— START OF READING TEXT —

Incorrect behaviour also detected from ftp.netbsd.org and www.netbsd.org (1.5-release?)
>Description:
	The TCP MSS option sent in a TCP SYN packet is supposed to reflect
	the maximum TCP segment size the sender can receive NOT including
	any options.  i.e. it's the maximum IP packet size (usually 1500 
	on ethernet) minus 40 (the minimum length of the ip and tcp headers).

	When NetBSD receives a tcp packet with an MSS that is smaller than
	it's own mss, it doesn't properly take the options into account and
	(if any tcp options are used) will end up generating TCP packets
	that are bigger than the receiver has said it can receive.  This
	typically results in fragmentation, or in the worst case - packet
	loss.

— END OF READING TEXT —

Answer these from the report on TCP MSS handling:
(a) Which two hosts are named as also showing the incorrect behavior?
(b) What number is subtracted from the maximum IP packet size, and what does it stand for?
(c) What is the worst-case result of the oversized packets?

— START OF INFORMATION PROVIDED —

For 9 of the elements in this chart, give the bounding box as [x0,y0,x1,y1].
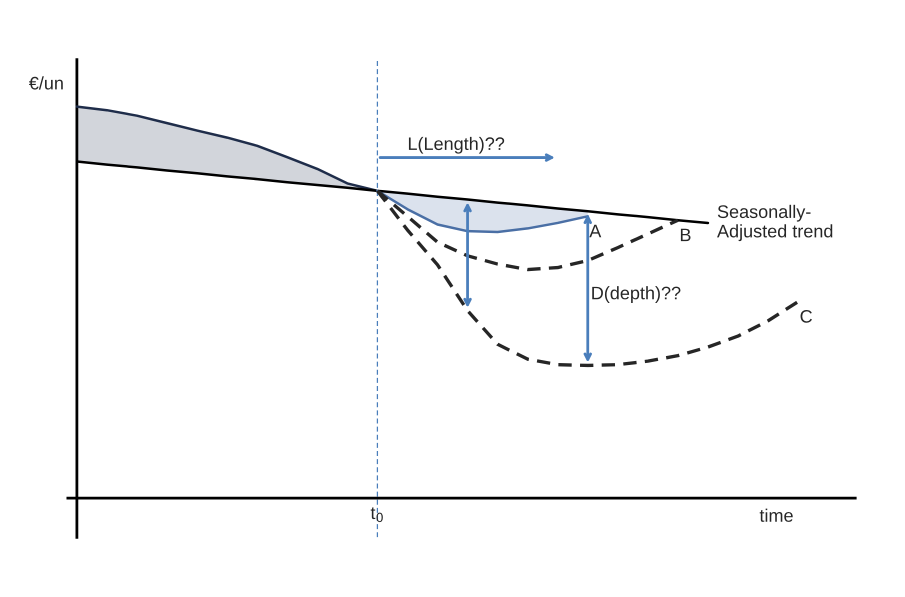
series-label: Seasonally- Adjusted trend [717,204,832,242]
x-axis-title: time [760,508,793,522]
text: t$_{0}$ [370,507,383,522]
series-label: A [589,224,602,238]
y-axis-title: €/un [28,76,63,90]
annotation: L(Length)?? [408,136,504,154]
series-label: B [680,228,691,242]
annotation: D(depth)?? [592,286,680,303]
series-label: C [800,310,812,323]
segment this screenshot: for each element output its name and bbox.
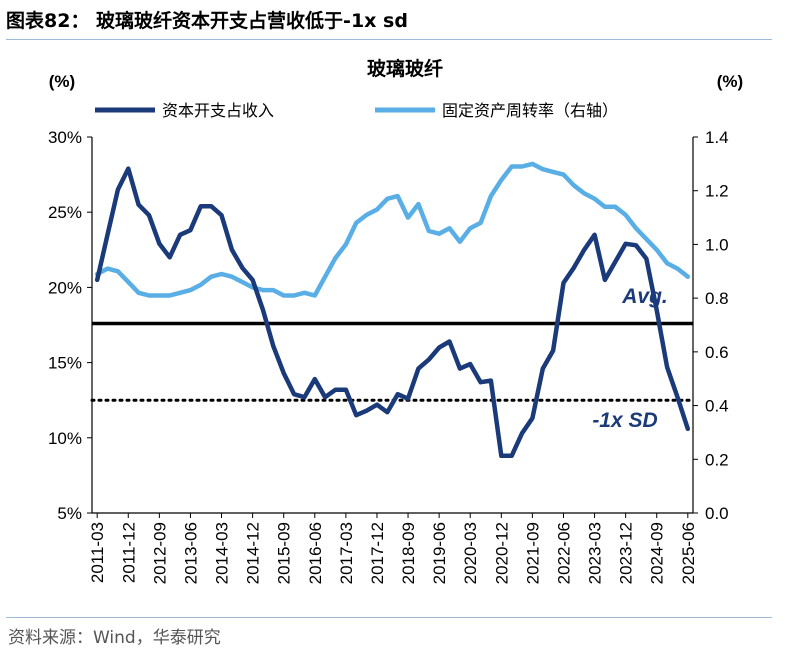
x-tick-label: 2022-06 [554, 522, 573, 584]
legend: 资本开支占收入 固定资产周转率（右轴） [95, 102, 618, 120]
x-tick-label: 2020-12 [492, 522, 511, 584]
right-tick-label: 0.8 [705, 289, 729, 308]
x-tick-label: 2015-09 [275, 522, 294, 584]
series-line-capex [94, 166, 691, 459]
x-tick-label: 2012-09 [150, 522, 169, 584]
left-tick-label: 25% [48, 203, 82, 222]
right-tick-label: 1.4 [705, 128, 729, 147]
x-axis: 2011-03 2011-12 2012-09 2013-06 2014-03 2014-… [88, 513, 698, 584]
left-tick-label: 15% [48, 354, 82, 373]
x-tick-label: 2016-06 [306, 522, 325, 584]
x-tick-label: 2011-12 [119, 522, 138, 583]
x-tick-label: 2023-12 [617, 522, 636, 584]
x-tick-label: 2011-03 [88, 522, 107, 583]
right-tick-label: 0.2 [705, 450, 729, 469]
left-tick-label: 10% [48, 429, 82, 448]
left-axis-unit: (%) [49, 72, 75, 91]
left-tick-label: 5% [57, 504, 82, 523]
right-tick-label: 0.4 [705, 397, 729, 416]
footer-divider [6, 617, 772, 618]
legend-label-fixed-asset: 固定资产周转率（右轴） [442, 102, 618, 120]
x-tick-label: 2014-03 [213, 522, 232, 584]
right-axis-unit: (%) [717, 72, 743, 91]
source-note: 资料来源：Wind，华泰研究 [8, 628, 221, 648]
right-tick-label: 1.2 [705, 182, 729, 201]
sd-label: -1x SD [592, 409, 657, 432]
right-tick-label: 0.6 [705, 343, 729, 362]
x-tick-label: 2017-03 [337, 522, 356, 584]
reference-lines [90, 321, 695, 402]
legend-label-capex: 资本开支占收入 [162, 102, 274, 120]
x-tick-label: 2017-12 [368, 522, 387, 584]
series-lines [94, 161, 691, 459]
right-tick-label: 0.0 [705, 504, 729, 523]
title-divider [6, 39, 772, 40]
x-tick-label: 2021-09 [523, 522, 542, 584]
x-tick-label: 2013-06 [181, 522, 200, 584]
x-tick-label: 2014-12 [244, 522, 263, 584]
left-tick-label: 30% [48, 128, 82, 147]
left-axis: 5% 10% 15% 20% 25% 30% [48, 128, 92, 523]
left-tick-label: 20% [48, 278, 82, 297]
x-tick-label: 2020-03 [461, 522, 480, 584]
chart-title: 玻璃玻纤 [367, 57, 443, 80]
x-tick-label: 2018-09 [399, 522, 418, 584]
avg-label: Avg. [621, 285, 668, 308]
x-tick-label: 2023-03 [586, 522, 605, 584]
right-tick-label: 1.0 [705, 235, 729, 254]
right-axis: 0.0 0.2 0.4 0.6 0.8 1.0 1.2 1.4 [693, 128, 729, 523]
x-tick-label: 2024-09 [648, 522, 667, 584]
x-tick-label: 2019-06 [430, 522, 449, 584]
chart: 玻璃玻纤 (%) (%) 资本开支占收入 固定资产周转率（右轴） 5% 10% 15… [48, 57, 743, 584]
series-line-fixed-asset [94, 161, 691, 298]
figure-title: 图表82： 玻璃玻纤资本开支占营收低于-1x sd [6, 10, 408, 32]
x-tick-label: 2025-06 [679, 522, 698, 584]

— END OF INFORMATION PROVIDED —

**OUTPUT:**
(a) ftp.netbsd.org and www.netbsd.org
(b) 40, the minimum length of the IP and TCP headers
(c) Packet loss